== Exercise inputs ==
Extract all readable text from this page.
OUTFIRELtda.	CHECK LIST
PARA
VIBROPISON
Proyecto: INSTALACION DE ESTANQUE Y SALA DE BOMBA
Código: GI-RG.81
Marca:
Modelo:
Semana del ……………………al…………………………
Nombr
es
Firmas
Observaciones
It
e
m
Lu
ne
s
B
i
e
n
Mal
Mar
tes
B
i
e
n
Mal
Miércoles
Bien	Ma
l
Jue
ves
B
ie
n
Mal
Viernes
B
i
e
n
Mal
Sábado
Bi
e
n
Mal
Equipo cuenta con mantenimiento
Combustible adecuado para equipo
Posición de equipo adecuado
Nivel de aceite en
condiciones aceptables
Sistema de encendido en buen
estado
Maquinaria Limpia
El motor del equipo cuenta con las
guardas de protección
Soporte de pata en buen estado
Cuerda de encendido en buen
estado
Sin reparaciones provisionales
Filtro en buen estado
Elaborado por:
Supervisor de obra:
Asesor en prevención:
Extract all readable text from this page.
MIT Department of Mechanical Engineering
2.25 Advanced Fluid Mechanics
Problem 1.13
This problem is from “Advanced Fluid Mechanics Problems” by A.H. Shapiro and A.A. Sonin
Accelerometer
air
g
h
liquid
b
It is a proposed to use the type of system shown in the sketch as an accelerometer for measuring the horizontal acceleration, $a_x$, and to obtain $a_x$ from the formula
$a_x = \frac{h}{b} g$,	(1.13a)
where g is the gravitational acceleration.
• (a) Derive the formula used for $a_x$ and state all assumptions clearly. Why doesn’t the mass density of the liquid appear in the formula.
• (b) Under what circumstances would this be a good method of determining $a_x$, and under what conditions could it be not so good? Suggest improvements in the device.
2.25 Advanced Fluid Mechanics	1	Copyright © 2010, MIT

== What to do ==
Write out every line from the records above, word for word.

== Response to this exercise ==
Extract all readable text from this page.
OUTFIRELtda.	CHECK LIST
PARA
VIBROPISON
Proyecto: INSTALACION DE ESTANQUE Y SALA DE BOMBA
Código: GI-RG.81
Marca:
Modelo:
Semana del ……………………al…………………………
Nombr
es
Firmas
Observaciones
It
e
m
Lu
ne
s
B
i
e
n
Mal
Mar
tes
B
i
e
n
Mal
Miércoles
Bien	Ma
l
Jue
ves
B
ie
n
Mal
Viernes
B
i
e
n
Mal
Sábado
Bi
e
n
Mal
Equipo cuenta con mantenimiento
Combustible adecuado para equipo
Posición de equipo adecuado
Nivel de aceite en
condiciones aceptables
Sistema de encendido en buen
estado
Maquinaria Limpia
El motor del equipo cuenta con las
guardas de protección
Soporte de pata en buen estado
Cuerda de encendido en buen
estado
Sin reparaciones provisionales
Filtro en buen estado
Elaborado por:
Supervisor de obra:
Asesor en prevención:
Extract all readable text from this page.
MIT Department of Mechanical Engineering
2.25 Advanced Fluid Mechanics
Problem 1.13
This problem is from “Advanced Fluid Mechanics Problems” by A.H. Shapiro and A.A. Sonin
Accelerometer
air
g
h
liquid
b
It is a proposed to use the type of system shown in the sketch as an accelerometer for measuring the horizontal acceleration, $a_x$, and to obtain $a_x$ from the formula
$a_x = \frac{h}{b} g$,	(1.13a)
where g is the gravitational acceleration.
• (a) Derive the formula used for $a_x$ and state all assumptions clearly. Why doesn’t the mass density of the liquid appear in the formula.
• (b) Under what circumstances would this be a good method of determining $a_x$, and under what conditions could it be not so good? Suggest improvements in the device.
2.25 Advanced Fluid Mechanics	1	Copyright © 2010, MIT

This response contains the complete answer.